→ **Problem to solve**
From the entries below, copy every line that holds the word "JSON".
▼
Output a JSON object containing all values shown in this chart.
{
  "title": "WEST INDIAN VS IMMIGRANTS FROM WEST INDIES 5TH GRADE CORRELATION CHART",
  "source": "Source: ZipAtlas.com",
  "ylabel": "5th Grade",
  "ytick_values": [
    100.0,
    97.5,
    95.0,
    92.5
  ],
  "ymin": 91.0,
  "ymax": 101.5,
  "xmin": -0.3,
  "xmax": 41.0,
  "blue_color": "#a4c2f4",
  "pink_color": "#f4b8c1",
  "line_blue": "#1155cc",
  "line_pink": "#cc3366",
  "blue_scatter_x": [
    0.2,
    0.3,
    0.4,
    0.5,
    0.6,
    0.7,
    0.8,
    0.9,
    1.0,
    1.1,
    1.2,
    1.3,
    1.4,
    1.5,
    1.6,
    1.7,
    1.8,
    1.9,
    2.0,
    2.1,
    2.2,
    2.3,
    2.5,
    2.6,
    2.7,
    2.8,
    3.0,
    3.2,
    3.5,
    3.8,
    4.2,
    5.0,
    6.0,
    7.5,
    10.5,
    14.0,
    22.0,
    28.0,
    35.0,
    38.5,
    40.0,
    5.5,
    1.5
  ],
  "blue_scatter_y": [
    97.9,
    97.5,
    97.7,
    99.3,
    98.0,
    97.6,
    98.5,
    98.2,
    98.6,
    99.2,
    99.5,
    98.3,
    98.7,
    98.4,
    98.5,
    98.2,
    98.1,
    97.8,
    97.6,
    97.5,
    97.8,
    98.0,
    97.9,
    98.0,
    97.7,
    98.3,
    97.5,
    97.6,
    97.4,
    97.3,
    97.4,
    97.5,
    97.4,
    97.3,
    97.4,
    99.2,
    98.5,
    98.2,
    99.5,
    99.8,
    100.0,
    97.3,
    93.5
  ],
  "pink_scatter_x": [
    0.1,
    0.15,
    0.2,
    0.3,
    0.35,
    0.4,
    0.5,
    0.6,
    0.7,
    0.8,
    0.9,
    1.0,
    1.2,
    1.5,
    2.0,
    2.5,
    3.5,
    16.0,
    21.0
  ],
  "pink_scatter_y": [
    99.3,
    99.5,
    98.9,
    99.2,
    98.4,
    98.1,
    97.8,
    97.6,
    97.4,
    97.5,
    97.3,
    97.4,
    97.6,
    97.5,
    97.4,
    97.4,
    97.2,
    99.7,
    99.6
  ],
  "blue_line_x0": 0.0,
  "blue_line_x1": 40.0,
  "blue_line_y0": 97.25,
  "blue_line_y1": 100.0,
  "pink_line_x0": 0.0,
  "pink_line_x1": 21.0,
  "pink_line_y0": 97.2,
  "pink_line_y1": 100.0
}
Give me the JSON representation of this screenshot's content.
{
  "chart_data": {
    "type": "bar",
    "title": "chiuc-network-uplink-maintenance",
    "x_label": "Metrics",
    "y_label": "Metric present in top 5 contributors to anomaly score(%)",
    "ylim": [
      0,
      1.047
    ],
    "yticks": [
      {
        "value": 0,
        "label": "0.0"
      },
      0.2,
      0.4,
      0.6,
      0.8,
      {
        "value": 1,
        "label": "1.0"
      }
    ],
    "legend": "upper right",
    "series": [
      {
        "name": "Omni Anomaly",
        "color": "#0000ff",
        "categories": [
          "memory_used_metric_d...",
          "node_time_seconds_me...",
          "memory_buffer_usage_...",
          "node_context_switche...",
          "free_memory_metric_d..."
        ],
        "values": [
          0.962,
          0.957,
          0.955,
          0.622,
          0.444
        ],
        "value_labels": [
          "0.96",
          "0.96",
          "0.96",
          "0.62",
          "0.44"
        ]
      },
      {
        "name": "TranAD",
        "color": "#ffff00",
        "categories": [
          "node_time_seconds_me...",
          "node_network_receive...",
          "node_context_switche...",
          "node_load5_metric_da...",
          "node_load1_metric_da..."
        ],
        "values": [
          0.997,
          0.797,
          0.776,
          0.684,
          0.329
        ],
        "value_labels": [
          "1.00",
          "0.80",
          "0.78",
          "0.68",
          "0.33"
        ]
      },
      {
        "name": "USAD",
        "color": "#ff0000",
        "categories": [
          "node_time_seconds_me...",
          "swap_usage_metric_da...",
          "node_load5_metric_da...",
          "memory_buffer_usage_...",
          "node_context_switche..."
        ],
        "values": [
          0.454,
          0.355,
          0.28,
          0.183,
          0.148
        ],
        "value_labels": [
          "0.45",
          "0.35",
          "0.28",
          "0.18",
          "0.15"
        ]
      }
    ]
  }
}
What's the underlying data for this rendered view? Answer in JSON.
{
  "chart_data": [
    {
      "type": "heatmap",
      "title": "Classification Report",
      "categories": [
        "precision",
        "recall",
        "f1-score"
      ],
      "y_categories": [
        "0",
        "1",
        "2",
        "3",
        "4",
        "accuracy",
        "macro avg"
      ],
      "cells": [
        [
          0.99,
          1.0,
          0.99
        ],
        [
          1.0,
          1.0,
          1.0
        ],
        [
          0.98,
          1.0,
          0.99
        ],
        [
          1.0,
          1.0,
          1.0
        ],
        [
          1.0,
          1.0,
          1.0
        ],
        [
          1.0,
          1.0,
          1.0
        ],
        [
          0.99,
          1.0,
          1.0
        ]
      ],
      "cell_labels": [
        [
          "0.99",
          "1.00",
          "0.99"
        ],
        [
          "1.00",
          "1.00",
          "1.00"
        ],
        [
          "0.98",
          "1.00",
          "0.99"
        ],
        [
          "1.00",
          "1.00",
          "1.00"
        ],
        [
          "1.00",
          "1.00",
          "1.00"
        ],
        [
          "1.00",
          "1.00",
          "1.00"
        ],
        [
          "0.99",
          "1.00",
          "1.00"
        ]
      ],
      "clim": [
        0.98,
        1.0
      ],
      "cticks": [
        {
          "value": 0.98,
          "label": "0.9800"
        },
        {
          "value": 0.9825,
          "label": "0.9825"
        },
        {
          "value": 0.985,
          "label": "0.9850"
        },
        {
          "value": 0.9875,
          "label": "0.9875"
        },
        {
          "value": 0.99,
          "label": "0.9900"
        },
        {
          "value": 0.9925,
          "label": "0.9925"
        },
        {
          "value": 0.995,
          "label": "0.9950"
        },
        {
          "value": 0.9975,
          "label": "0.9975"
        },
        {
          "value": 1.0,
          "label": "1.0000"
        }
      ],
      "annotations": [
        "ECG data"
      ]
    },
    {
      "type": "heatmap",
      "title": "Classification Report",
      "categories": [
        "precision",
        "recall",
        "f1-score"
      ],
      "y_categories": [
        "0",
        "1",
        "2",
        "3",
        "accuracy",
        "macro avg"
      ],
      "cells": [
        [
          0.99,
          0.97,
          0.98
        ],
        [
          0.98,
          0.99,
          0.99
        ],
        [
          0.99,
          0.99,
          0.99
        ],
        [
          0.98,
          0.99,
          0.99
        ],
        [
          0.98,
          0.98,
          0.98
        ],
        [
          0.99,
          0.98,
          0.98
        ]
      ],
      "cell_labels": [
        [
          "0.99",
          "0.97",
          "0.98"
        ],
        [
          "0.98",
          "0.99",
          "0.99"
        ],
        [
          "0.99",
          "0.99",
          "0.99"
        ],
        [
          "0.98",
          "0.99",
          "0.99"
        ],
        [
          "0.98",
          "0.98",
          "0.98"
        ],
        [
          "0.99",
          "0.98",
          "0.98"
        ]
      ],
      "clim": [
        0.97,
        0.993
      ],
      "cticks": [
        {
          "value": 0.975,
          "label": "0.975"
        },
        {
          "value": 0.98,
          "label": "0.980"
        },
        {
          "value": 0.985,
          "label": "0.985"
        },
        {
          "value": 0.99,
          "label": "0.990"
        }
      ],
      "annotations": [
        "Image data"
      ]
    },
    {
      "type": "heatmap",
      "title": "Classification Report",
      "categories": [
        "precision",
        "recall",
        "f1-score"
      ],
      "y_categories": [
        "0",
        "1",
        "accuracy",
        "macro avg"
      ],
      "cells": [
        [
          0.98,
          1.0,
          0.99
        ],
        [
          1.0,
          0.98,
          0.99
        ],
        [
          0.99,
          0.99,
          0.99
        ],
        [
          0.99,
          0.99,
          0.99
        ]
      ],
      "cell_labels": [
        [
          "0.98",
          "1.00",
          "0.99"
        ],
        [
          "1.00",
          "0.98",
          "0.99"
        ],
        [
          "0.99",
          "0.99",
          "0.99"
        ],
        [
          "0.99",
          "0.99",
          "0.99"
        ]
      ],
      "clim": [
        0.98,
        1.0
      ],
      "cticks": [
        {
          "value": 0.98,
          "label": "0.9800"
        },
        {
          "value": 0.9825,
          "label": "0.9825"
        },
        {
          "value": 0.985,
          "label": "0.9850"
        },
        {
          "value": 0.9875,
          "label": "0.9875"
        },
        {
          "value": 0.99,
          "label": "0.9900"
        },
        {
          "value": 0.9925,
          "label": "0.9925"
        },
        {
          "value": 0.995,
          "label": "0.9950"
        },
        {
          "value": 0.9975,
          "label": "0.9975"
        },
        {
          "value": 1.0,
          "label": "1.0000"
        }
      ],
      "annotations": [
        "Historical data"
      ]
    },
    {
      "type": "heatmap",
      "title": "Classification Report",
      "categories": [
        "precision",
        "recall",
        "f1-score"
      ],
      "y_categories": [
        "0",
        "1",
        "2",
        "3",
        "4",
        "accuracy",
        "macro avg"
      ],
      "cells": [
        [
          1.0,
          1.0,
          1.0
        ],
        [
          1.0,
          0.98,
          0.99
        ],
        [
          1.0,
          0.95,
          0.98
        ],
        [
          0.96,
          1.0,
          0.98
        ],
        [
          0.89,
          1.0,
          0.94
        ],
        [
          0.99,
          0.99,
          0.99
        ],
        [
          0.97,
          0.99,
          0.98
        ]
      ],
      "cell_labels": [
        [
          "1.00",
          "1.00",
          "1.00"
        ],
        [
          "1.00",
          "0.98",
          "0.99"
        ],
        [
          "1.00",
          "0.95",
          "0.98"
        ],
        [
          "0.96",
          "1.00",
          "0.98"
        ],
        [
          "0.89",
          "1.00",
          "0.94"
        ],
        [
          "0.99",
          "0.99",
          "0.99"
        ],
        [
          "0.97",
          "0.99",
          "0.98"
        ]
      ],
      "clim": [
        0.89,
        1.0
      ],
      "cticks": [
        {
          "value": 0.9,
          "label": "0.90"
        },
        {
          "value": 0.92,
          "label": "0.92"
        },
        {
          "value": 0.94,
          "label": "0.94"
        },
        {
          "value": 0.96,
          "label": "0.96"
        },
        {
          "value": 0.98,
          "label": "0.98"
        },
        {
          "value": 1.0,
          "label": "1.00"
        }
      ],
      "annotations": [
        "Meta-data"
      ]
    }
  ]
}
▲
→ **Exercise answer**
Output a JSON object containing all values shown in this chart.
Give me the JSON representation of this screenshot's content.
What's the underlying data for this rendered view? Answer in JSON.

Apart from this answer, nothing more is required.